A run of records:
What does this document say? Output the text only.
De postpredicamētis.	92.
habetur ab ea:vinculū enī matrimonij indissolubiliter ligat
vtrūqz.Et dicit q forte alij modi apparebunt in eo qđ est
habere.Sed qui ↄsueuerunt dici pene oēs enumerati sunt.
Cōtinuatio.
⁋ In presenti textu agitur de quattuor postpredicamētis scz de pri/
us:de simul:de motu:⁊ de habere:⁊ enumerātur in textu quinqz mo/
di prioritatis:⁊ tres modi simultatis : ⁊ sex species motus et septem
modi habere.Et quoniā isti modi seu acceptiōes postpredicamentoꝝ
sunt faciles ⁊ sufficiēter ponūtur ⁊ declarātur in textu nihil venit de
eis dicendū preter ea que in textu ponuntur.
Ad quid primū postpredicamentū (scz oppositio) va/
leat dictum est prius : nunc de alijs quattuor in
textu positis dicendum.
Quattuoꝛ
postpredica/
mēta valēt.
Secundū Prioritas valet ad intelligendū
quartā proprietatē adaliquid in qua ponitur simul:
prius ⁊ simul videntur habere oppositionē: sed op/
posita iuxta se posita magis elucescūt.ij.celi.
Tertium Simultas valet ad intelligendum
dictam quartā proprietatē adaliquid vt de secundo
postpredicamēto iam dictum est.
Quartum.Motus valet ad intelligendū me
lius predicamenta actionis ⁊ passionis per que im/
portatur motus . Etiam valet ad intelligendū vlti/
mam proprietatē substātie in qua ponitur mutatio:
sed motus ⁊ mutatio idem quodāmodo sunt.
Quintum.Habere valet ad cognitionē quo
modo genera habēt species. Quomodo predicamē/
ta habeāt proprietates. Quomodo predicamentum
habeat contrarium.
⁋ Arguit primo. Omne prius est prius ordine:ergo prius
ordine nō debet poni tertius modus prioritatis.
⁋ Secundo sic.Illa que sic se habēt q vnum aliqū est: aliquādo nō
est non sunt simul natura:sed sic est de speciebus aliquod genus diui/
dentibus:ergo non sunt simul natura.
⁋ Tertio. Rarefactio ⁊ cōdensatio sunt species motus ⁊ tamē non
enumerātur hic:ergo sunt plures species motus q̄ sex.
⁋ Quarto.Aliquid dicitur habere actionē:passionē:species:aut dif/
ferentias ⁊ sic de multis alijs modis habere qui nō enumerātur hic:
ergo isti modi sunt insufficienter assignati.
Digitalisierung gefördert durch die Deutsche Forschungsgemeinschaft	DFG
---
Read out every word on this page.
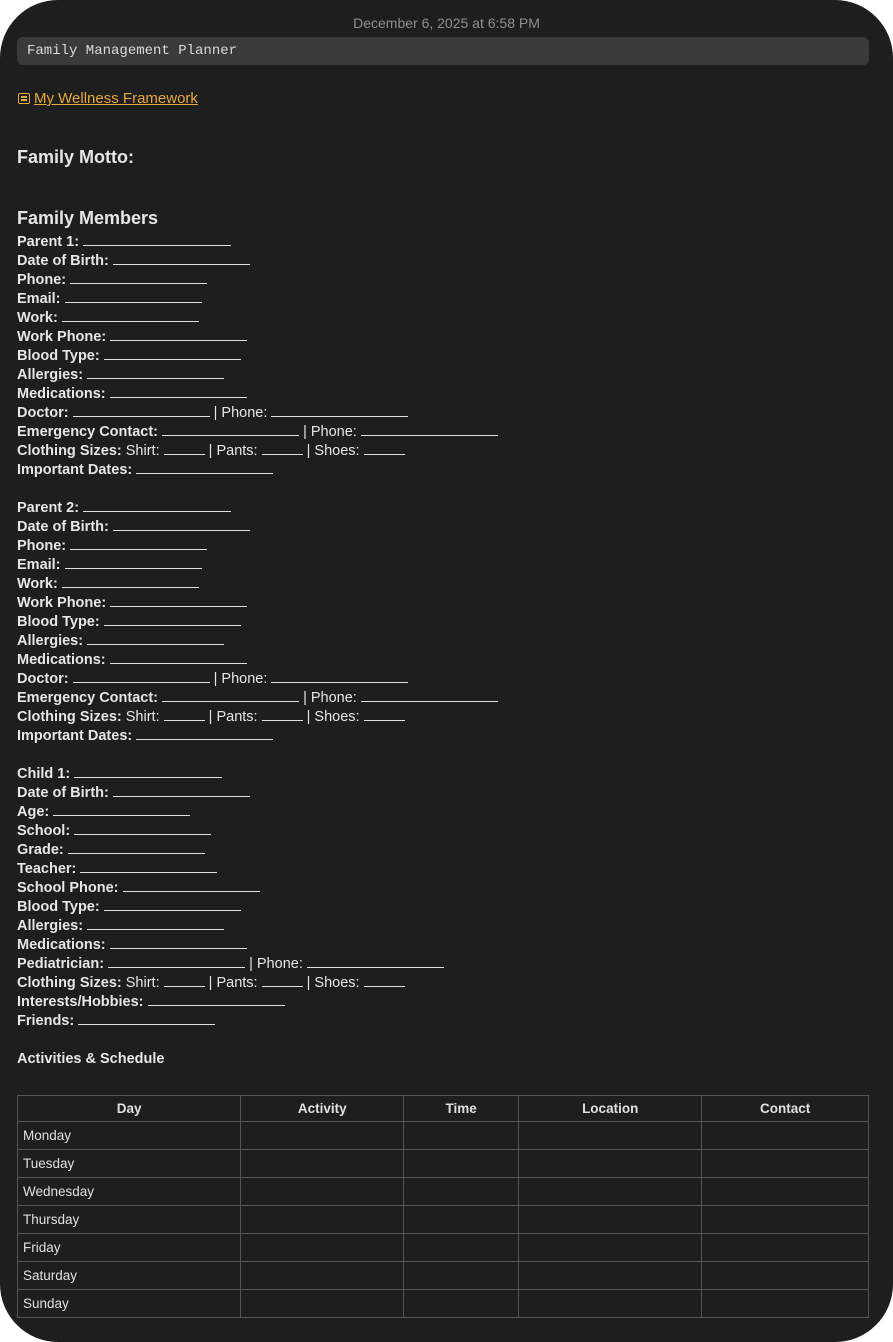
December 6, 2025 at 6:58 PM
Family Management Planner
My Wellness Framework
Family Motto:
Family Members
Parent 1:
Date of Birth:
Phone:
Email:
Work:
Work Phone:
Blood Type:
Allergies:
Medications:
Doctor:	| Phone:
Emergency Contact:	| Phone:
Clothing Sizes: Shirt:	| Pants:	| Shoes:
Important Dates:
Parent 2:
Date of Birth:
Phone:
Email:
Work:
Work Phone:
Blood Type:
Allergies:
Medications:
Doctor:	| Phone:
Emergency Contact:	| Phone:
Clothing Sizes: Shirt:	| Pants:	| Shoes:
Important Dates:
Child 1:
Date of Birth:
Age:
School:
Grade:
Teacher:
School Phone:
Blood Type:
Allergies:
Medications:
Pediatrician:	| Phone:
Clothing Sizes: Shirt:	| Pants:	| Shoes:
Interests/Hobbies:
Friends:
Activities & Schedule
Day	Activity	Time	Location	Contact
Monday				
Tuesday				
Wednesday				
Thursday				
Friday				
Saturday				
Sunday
...
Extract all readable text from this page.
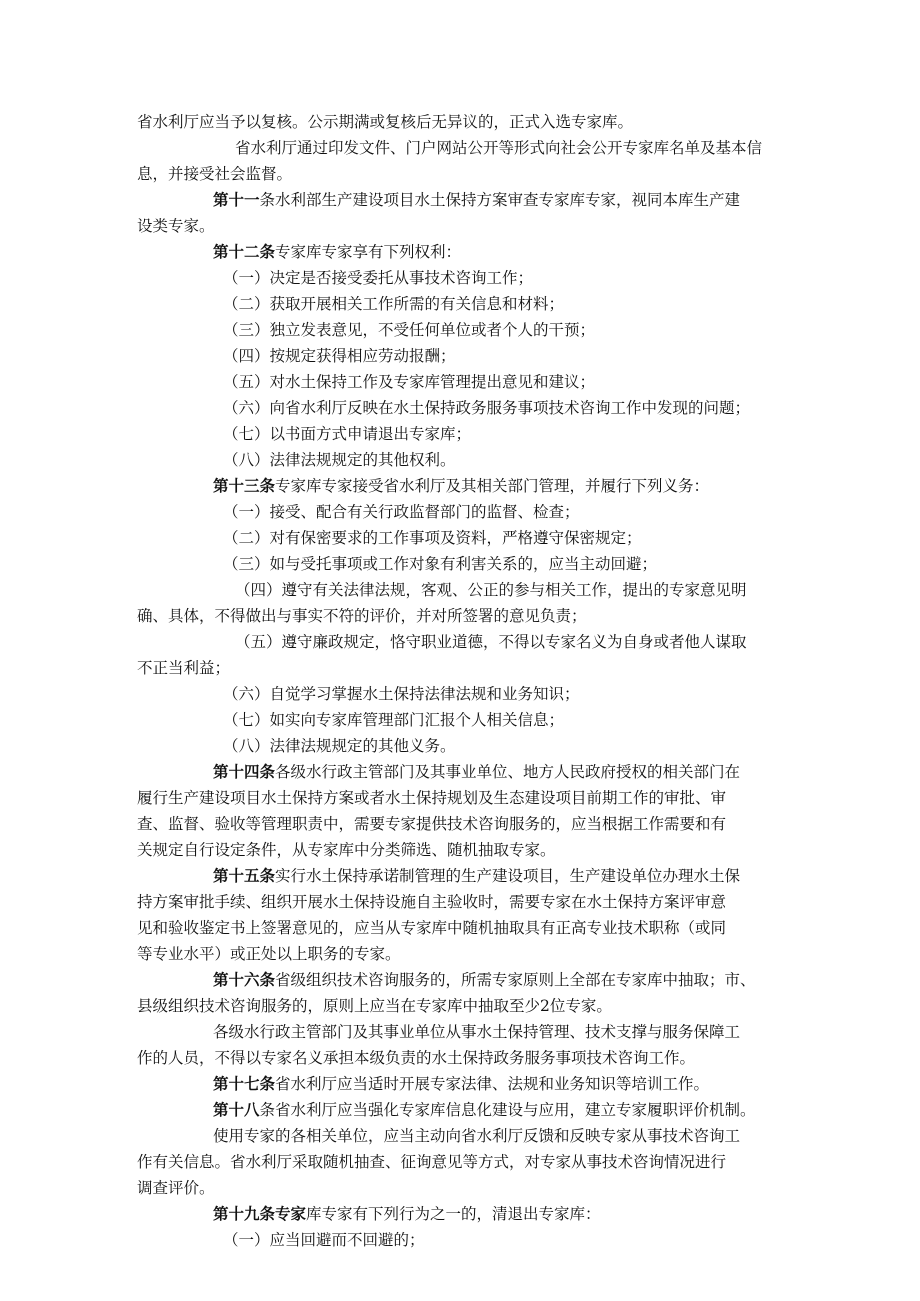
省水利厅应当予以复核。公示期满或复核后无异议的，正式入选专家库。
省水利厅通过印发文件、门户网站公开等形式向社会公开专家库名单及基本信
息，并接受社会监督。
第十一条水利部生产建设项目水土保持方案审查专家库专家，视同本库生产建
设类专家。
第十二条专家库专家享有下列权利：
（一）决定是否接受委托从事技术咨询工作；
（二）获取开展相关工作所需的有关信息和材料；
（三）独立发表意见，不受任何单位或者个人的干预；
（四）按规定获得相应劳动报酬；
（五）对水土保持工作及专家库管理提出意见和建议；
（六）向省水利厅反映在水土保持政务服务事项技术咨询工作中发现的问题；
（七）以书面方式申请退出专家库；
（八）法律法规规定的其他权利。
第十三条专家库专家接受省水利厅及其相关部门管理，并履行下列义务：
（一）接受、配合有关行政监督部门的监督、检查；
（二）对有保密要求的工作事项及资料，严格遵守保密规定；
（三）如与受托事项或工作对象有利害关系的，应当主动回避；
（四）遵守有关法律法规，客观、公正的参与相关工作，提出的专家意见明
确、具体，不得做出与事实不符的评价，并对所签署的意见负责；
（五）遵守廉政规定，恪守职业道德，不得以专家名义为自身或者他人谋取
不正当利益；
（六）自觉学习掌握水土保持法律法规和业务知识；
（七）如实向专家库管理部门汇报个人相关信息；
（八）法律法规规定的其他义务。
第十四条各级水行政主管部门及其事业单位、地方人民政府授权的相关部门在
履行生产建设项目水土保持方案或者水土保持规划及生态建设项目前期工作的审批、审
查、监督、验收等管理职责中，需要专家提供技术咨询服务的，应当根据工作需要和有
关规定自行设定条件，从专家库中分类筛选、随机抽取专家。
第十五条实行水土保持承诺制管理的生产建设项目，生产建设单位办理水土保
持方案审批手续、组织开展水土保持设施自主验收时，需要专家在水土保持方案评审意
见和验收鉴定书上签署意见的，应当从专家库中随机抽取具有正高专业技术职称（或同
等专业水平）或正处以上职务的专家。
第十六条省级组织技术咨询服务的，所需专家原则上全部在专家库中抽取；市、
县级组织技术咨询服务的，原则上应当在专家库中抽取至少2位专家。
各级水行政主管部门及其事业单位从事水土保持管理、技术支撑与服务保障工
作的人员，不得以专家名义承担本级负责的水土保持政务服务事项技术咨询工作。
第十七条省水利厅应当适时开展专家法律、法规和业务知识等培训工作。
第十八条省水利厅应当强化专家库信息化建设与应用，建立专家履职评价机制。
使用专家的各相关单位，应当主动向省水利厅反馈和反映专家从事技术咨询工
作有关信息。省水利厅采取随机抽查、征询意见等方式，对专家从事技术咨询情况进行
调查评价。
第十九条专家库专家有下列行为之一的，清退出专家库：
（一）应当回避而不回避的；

== Task directions ==
All lines in the data that contain the word "prius" should be copied.

== Written solution ==
leat dictum est prius : nunc de alijs quattuor in
prius ⁊ simul videntur habere oppositionē: sed op/
⁋ Arguit primo. Omne prius est prius ordine:ergo prius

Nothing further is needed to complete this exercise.